- _Work to complete_
Give the total number of lines with the word "name" in them, and no other words.

☆ ☆ ☆ ☆ ☆

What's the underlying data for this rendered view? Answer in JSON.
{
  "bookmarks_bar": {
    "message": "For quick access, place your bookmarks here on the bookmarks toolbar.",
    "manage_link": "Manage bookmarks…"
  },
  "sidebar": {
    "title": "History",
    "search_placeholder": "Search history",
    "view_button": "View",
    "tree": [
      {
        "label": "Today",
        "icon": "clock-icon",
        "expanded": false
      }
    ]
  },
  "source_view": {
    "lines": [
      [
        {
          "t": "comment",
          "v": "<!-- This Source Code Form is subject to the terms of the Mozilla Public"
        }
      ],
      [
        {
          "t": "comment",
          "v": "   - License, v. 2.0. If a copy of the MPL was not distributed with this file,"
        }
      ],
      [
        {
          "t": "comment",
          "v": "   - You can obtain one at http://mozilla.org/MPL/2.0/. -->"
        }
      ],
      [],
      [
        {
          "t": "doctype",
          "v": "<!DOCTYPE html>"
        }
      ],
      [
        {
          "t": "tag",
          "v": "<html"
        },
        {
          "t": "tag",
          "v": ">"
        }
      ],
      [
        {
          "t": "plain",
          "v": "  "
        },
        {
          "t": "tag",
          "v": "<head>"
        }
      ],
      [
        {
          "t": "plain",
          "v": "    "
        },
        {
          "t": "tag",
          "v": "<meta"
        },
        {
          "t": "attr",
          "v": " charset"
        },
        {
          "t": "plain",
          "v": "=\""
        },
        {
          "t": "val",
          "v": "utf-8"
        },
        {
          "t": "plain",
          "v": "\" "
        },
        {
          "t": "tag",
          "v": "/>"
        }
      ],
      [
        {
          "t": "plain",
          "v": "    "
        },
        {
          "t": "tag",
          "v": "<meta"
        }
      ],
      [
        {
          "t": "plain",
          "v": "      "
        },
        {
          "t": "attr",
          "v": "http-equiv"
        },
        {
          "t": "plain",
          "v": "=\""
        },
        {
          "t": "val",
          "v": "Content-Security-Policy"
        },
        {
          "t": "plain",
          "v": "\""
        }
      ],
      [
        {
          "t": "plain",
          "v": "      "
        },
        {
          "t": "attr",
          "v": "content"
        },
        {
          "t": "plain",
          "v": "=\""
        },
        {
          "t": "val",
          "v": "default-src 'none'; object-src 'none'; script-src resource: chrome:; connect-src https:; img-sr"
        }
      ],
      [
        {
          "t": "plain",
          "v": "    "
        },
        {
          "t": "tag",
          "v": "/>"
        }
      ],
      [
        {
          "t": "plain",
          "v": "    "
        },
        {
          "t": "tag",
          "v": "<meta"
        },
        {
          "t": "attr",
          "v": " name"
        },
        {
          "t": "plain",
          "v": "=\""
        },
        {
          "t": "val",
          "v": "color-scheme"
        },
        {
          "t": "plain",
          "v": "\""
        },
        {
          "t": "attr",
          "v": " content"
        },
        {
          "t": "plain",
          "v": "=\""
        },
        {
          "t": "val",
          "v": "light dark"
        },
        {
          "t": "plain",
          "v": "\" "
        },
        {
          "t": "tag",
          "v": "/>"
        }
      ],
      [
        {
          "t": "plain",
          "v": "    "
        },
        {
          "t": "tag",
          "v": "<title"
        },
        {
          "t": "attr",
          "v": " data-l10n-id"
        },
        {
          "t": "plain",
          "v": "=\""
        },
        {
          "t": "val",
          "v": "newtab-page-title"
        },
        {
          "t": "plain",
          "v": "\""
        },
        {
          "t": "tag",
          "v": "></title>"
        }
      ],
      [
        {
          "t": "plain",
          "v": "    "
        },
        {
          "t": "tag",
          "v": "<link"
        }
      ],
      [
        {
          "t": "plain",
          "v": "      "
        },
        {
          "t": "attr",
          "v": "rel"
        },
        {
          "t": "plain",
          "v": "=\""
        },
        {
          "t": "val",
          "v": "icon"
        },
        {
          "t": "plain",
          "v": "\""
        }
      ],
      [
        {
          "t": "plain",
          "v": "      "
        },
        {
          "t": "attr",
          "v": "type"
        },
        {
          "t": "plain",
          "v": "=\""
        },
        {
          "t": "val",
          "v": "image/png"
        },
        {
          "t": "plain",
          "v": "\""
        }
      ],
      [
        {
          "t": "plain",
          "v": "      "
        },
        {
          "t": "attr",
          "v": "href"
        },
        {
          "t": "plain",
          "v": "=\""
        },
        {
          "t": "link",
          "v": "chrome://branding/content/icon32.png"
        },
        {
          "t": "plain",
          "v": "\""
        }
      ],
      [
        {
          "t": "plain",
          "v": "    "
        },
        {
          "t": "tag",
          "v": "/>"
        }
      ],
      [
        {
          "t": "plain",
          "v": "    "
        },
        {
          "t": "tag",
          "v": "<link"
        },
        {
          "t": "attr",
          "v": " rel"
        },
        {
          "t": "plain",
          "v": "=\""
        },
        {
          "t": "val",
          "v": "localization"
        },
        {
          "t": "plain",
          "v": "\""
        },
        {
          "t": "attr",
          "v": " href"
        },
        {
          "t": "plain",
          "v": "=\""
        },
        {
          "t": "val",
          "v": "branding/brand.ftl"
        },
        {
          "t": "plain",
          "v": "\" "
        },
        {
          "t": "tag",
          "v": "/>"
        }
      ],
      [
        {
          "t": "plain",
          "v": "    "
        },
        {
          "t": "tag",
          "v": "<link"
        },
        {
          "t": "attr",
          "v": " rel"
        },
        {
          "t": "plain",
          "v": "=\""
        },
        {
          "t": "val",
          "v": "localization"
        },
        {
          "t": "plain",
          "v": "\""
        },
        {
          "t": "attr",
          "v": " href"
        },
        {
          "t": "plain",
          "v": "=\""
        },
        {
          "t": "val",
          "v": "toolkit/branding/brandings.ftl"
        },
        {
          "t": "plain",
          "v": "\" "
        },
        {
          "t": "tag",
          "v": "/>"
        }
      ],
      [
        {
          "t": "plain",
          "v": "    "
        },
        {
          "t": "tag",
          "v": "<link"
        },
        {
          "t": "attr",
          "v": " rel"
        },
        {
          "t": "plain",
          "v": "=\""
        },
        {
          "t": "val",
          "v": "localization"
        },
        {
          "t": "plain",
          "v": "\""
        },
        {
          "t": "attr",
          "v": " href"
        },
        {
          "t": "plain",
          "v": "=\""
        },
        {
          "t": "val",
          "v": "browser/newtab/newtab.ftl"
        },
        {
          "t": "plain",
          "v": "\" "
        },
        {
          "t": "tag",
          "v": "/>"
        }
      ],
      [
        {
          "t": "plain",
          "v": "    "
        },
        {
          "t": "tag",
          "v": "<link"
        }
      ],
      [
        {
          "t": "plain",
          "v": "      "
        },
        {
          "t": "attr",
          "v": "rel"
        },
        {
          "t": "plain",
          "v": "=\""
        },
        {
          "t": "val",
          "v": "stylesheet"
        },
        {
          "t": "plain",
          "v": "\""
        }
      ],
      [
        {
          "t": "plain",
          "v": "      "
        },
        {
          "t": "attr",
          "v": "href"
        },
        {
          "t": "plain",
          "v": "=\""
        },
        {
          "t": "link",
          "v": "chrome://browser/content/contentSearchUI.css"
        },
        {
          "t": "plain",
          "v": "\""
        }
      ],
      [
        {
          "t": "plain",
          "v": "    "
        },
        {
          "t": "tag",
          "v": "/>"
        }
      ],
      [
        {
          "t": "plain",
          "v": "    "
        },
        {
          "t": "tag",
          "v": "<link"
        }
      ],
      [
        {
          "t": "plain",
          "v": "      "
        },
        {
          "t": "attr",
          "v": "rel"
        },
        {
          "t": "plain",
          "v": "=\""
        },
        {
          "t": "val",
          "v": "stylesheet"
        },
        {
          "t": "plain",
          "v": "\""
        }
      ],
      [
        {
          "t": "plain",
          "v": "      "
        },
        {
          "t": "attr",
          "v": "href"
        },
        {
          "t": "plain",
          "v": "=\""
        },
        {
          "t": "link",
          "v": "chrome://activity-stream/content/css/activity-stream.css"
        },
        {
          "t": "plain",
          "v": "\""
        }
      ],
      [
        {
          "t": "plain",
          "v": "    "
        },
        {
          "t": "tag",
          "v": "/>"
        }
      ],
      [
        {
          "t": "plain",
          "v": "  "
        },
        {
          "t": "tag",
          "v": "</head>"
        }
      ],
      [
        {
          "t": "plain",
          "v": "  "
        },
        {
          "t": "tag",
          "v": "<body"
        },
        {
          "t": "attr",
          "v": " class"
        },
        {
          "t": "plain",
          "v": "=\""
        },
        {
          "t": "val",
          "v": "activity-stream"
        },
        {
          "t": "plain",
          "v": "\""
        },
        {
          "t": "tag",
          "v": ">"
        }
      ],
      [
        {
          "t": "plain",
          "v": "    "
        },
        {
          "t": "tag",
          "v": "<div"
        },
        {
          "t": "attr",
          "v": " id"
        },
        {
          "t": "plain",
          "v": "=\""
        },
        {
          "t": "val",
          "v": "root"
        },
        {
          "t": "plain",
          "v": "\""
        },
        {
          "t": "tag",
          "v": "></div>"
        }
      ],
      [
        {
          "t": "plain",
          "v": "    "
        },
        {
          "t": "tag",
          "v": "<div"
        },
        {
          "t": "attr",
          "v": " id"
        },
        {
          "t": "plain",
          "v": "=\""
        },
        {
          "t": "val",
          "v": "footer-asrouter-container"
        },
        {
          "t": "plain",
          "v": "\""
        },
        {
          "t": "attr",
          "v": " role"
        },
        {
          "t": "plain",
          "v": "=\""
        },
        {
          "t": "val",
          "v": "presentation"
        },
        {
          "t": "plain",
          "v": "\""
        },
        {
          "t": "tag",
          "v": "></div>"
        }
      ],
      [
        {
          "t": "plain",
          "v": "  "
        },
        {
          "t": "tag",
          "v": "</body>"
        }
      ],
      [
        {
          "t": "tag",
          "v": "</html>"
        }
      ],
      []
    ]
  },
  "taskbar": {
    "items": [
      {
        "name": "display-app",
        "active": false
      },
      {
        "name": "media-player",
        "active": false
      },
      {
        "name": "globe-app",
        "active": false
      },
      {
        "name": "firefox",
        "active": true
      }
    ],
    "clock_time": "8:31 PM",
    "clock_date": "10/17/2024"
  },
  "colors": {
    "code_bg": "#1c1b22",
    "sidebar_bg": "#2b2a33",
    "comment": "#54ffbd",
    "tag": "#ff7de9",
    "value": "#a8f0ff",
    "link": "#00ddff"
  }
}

☆ ☆ ☆ ☆ ☆

- _Response below_
5